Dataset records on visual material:
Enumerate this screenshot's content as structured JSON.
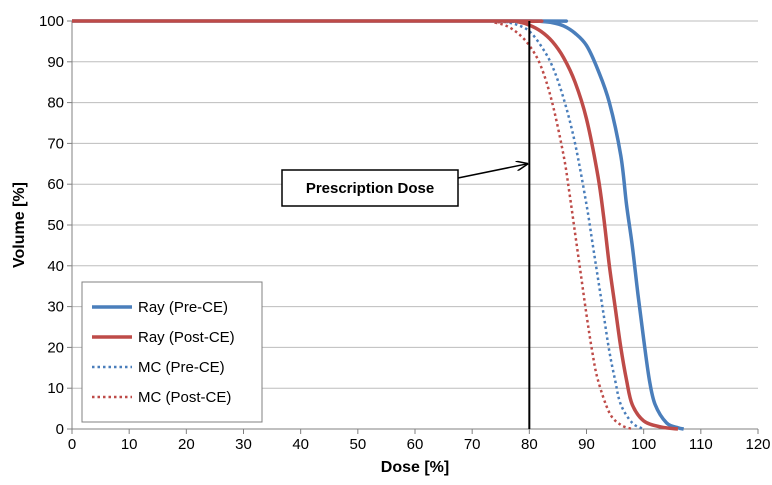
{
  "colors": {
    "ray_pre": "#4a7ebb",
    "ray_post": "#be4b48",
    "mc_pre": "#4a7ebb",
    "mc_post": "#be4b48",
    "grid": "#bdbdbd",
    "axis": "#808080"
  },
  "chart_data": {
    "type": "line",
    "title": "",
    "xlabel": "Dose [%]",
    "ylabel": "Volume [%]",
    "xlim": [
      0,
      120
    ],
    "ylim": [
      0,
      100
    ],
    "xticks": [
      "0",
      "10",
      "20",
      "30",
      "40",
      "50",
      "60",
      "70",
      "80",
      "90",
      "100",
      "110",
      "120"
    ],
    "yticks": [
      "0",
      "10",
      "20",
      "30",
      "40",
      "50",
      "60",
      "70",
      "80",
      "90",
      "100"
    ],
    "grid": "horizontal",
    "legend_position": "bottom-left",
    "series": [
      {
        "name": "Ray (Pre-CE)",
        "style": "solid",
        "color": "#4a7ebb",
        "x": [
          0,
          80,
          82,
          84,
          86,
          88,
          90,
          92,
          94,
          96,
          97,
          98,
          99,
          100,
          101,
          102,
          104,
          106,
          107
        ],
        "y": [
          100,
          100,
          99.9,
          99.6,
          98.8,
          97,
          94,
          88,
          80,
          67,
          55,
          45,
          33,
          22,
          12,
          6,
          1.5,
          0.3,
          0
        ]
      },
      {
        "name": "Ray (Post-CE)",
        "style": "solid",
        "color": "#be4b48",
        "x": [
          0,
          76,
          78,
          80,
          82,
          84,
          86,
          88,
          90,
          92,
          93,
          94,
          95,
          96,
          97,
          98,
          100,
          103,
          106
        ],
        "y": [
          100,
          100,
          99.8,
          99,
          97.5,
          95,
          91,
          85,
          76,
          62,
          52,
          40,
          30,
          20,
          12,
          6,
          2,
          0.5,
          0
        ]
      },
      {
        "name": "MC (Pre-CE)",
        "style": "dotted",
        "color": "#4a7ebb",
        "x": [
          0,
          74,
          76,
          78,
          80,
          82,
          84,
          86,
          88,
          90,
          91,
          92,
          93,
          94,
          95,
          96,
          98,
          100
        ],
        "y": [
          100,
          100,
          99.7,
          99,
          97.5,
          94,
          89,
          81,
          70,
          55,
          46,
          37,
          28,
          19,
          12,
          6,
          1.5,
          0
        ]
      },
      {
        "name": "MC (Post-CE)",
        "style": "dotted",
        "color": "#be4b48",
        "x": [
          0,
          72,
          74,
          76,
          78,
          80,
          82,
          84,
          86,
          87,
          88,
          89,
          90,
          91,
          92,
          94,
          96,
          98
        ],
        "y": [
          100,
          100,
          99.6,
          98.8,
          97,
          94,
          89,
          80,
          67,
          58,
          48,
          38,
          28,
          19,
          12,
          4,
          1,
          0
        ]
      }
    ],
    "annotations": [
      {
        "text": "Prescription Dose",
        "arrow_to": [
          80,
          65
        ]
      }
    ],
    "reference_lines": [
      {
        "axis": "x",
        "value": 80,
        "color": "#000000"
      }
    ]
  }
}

• [Stated exercise] Show every line of the records above that contains the word "name".

• [Result of the exercise]
        "name": "Ray (Pre-CE)",
        "name": "Ray (Post-CE)",
        "name": "MC (Pre-CE)",
        "name": "MC (Post-CE)",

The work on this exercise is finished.